- **Set exercise**:
Can you rewrite all the records below, changing every "message-author" to "message-sender" and leaving everything else unchanged?

- **Material for the task**:
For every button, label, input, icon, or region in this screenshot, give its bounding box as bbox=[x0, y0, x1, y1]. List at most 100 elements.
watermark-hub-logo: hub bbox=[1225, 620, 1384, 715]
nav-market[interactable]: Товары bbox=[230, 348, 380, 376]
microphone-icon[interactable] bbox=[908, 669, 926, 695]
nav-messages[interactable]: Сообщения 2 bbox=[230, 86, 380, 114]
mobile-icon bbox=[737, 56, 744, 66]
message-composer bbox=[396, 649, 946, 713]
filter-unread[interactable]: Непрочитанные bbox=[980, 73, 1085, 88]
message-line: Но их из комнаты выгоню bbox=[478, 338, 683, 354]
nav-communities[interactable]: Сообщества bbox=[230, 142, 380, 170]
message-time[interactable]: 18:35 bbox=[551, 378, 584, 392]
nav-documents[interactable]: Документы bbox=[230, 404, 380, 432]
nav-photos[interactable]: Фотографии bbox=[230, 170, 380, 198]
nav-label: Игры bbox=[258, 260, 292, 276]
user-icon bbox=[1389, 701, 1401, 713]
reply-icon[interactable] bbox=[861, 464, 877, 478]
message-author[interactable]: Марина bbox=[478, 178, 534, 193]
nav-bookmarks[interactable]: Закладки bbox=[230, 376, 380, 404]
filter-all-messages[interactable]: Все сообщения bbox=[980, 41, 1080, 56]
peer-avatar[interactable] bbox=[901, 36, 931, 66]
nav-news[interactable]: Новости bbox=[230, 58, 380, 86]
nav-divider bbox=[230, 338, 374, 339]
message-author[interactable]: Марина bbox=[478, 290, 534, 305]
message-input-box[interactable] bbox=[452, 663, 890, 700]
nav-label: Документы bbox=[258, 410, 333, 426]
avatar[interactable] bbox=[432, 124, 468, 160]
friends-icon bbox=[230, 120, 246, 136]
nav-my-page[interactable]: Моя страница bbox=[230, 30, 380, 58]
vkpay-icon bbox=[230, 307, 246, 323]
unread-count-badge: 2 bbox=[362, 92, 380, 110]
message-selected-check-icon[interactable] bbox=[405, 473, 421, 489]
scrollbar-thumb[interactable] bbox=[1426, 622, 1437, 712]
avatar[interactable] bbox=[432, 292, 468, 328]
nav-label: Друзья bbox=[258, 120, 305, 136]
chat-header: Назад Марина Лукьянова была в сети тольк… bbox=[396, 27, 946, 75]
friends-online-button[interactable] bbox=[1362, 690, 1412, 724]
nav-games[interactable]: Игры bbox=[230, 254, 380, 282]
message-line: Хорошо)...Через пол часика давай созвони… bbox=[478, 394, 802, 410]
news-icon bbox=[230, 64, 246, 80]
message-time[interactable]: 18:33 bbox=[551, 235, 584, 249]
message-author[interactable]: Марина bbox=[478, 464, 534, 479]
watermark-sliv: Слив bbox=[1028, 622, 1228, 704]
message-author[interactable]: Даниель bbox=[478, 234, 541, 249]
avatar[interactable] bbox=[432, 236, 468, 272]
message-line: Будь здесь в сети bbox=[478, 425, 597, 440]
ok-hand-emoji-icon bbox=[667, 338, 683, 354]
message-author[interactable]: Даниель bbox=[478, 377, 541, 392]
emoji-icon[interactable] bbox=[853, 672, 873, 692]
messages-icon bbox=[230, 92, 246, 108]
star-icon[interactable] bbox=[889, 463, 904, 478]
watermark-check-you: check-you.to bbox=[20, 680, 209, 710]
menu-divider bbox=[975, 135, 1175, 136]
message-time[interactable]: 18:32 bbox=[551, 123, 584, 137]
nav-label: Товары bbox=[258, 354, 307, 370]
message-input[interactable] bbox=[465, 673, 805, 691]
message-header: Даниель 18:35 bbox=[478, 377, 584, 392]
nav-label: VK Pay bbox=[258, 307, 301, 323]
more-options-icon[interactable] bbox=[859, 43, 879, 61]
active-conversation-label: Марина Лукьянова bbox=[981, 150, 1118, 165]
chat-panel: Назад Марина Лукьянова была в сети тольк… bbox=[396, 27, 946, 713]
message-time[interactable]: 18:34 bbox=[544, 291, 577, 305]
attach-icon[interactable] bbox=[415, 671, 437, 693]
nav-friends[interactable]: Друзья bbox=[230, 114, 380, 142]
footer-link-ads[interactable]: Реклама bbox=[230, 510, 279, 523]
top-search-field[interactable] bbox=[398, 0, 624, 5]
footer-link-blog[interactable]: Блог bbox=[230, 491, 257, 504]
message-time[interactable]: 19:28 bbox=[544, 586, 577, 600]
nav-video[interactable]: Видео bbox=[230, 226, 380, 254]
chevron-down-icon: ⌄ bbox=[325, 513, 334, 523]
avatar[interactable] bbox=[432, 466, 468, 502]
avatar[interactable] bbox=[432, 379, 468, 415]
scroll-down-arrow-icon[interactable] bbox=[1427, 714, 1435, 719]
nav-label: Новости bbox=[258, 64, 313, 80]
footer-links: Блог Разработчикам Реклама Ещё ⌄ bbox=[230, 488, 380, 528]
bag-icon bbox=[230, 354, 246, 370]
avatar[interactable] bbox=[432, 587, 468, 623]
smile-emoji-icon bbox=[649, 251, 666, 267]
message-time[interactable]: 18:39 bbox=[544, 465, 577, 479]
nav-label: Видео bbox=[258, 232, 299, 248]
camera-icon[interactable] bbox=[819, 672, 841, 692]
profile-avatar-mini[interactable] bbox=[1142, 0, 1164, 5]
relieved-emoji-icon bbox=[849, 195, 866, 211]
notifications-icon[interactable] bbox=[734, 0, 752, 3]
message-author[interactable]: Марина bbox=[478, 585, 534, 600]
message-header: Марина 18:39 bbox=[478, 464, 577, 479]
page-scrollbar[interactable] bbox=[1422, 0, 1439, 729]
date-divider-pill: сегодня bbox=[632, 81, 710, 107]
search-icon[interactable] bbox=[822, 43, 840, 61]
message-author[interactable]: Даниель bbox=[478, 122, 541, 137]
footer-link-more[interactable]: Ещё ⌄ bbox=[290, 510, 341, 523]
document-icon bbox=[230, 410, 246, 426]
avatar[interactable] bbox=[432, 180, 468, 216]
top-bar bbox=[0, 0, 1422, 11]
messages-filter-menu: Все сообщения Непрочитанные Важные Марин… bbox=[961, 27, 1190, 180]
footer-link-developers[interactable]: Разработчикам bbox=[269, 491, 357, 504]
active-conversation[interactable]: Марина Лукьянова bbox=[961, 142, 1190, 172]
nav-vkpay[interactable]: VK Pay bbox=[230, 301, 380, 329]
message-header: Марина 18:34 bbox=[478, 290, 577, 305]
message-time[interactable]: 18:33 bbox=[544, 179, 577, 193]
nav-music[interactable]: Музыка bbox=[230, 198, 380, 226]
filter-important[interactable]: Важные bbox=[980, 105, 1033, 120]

- **Expected output**:
For every button, label, input, icon, or region in this screenshot, give its bounding box as bbox=[x0, y0, x1, y1]. List at most 100 elements.
watermark-hub-logo: hub bbox=[1225, 620, 1384, 715]
nav-market[interactable]: Товары bbox=[230, 348, 380, 376]
microphone-icon[interactable] bbox=[908, 669, 926, 695]
nav-messages[interactable]: Сообщения 2 bbox=[230, 86, 380, 114]
mobile-icon bbox=[737, 56, 744, 66]
message-composer bbox=[396, 649, 946, 713]
filter-unread[interactable]: Непрочитанные bbox=[980, 73, 1085, 88]
message-line: Но их из комнаты выгоню bbox=[478, 338, 683, 354]
nav-communities[interactable]: Сообщества bbox=[230, 142, 380, 170]
message-time[interactable]: 18:35 bbox=[551, 378, 584, 392]
nav-documents[interactable]: Документы bbox=[230, 404, 380, 432]
nav-photos[interactable]: Фотографии bbox=[230, 170, 380, 198]
nav-label: Игры bbox=[258, 260, 292, 276]
user-icon bbox=[1389, 701, 1401, 713]
reply-icon[interactable] bbox=[861, 464, 877, 478]
message-sender[interactable]: Марина bbox=[478, 178, 534, 193]
nav-bookmarks[interactable]: Закладки bbox=[230, 376, 380, 404]
filter-all-messages[interactable]: Все сообщения bbox=[980, 41, 1080, 56]
peer-avatar[interactable] bbox=[901, 36, 931, 66]
nav-news[interactable]: Новости bbox=[230, 58, 380, 86]
nav-divider bbox=[230, 338, 374, 339]
message-sender[interactable]: Марина bbox=[478, 290, 534, 305]
message-input-box[interactable] bbox=[452, 663, 890, 700]
nav-label: Документы bbox=[258, 410, 333, 426]
avatar[interactable] bbox=[432, 124, 468, 160]
friends-icon bbox=[230, 120, 246, 136]
nav-my-page[interactable]: Моя страница bbox=[230, 30, 380, 58]
vkpay-icon bbox=[230, 307, 246, 323]
unread-count-badge: 2 bbox=[362, 92, 380, 110]
message-selected-check-icon[interactable] bbox=[405, 473, 421, 489]
scrollbar-thumb[interactable] bbox=[1426, 622, 1437, 712]
avatar[interactable] bbox=[432, 292, 468, 328]
nav-label: Друзья bbox=[258, 120, 305, 136]
chat-header: Назад Марина Лукьянова была в сети тольк… bbox=[396, 27, 946, 75]
friends-online-button[interactable] bbox=[1362, 690, 1412, 724]
nav-games[interactable]: Игры bbox=[230, 254, 380, 282]
message-line: Хорошо)...Через пол часика давай созвони… bbox=[478, 394, 802, 410]
news-icon bbox=[230, 64, 246, 80]
message-time[interactable]: 18:33 bbox=[551, 235, 584, 249]
message-sender[interactable]: Марина bbox=[478, 464, 534, 479]
watermark-sliv: Слив bbox=[1028, 622, 1228, 704]
message-sender[interactable]: Даниель bbox=[478, 234, 541, 249]
avatar[interactable] bbox=[432, 236, 468, 272]
message-line: Будь здесь в сети bbox=[478, 425, 597, 440]
ok-hand-emoji-icon bbox=[667, 338, 683, 354]
message-sender[interactable]: Даниель bbox=[478, 377, 541, 392]
emoji-icon[interactable] bbox=[853, 672, 873, 692]
messages-icon bbox=[230, 92, 246, 108]
star-icon[interactable] bbox=[889, 463, 904, 478]
watermark-check-you: check-you.to bbox=[20, 680, 209, 710]
menu-divider bbox=[975, 135, 1175, 136]
message-time[interactable]: 18:32 bbox=[551, 123, 584, 137]
nav-label: Товары bbox=[258, 354, 307, 370]
message-input[interactable] bbox=[465, 673, 805, 691]
message-header: Даниель 18:35 bbox=[478, 377, 584, 392]
nav-label: VK Pay bbox=[258, 307, 301, 323]
more-options-icon[interactable] bbox=[859, 43, 879, 61]
active-conversation-label: Марина Лукьянова bbox=[981, 150, 1118, 165]
chat-panel: Назад Марина Лукьянова была в сети тольк… bbox=[396, 27, 946, 713]
message-time[interactable]: 18:34 bbox=[544, 291, 577, 305]
attach-icon[interactable] bbox=[415, 671, 437, 693]
nav-friends[interactable]: Друзья bbox=[230, 114, 380, 142]
footer-link-ads[interactable]: Реклама bbox=[230, 510, 279, 523]
top-search-field[interactable] bbox=[398, 0, 624, 5]
footer-link-blog[interactable]: Блог bbox=[230, 491, 257, 504]
message-time[interactable]: 19:28 bbox=[544, 586, 577, 600]
nav-video[interactable]: Видео bbox=[230, 226, 380, 254]
chevron-down-icon: ⌄ bbox=[325, 513, 334, 523]
avatar[interactable] bbox=[432, 466, 468, 502]
avatar[interactable] bbox=[432, 379, 468, 415]
scroll-down-arrow-icon[interactable] bbox=[1427, 714, 1435, 719]
nav-label: Новости bbox=[258, 64, 313, 80]
footer-links: Блог Разработчикам Реклама Ещё ⌄ bbox=[230, 488, 380, 528]
bag-icon bbox=[230, 354, 246, 370]
avatar[interactable] bbox=[432, 587, 468, 623]
smile-emoji-icon bbox=[649, 251, 666, 267]
message-time[interactable]: 18:39 bbox=[544, 465, 577, 479]
nav-label: Видео bbox=[258, 232, 299, 248]
camera-icon[interactable] bbox=[819, 672, 841, 692]
profile-avatar-mini[interactable] bbox=[1142, 0, 1164, 5]
relieved-emoji-icon bbox=[849, 195, 866, 211]
notifications-icon[interactable] bbox=[734, 0, 752, 3]
message-sender[interactable]: Марина bbox=[478, 585, 534, 600]
message-header: Марина 18:39 bbox=[478, 464, 577, 479]
page-scrollbar[interactable] bbox=[1422, 0, 1439, 729]
date-divider-pill: сегодня bbox=[632, 81, 710, 107]
search-icon[interactable] bbox=[822, 43, 840, 61]
message-sender[interactable]: Даниель bbox=[478, 122, 541, 137]
footer-link-more[interactable]: Ещё ⌄ bbox=[290, 510, 341, 523]
document-icon bbox=[230, 410, 246, 426]
avatar[interactable] bbox=[432, 180, 468, 216]
top-bar bbox=[0, 0, 1422, 11]
messages-filter-menu: Все сообщения Непрочитанные Важные Марин… bbox=[961, 27, 1190, 180]
footer-link-developers[interactable]: Разработчикам bbox=[269, 491, 357, 504]
active-conversation[interactable]: Марина Лукьянова bbox=[961, 142, 1190, 172]
nav-vkpay[interactable]: VK Pay bbox=[230, 301, 380, 329]
message-header: Марина 18:34 bbox=[478, 290, 577, 305]
message-time[interactable]: 18:33 bbox=[544, 179, 577, 193]
nav-music[interactable]: Музыка bbox=[230, 198, 380, 226]
filter-important[interactable]: Важные bbox=[980, 105, 1033, 120]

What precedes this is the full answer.